===== SOURCE MATERIAL =====

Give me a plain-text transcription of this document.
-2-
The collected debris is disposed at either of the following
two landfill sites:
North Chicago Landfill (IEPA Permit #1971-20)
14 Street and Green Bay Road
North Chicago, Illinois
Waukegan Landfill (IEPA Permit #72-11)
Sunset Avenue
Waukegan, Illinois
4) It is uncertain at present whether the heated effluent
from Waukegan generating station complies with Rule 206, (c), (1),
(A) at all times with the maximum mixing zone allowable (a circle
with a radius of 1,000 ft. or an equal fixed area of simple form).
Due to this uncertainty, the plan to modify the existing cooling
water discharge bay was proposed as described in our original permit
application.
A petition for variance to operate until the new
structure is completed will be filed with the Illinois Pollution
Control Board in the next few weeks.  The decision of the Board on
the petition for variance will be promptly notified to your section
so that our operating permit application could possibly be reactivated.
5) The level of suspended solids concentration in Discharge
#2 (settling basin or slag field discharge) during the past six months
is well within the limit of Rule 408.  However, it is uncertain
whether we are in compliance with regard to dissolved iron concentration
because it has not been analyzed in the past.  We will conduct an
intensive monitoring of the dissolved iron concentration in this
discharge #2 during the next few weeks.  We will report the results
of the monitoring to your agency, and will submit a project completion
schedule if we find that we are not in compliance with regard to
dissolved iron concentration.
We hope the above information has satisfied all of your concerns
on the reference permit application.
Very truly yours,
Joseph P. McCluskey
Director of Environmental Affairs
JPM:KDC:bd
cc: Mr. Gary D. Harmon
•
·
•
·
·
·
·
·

=====

## WHAT YOU HAVE TO DO:
Reproduce the material above, every line of it, exactly.

## ANSWER BELOW:
Give me a plain-text transcription of this document.
-2-
The collected debris is disposed at either of the following
two landfill sites:
North Chicago Landfill (IEPA Permit #1971-20)
14 Street and Green Bay Road
North Chicago, Illinois
Waukegan Landfill (IEPA Permit #72-11)
Sunset Avenue
Waukegan, Illinois
4) It is uncertain at present whether the heated effluent
from Waukegan generating station complies with Rule 206, (c), (1),
(A) at all times with the maximum mixing zone allowable (a circle
with a radius of 1,000 ft. or an equal fixed area of simple form).
Due to this uncertainty, the plan to modify the existing cooling
water discharge bay was proposed as described in our original permit
application.
A petition for variance to operate until the new
structure is completed will be filed with the Illinois Pollution
Control Board in the next few weeks.  The decision of the Board on
the petition for variance will be promptly notified to your section
so that our operating permit application could possibly be reactivated.
5) The level of suspended solids concentration in Discharge
#2 (settling basin or slag field discharge) during the past six months
is well within the limit of Rule 408.  However, it is uncertain
whether we are in compliance with regard to dissolved iron concentration
because it has not been analyzed in the past.  We will conduct an
intensive monitoring of the dissolved iron concentration in this
discharge #2 during the next few weeks.  We will report the results
of the monitoring to your agency, and will submit a project completion
schedule if we find that we are not in compliance with regard to
dissolved iron concentration.
We hope the above information has satisfied all of your concerns
on the reference permit application.
Very truly yours,
Joseph P. McCluskey
Director of Environmental Affairs
JPM:KDC:bd
cc: Mr. Gary D. Harmon
•
·
•
·
·
·
·
·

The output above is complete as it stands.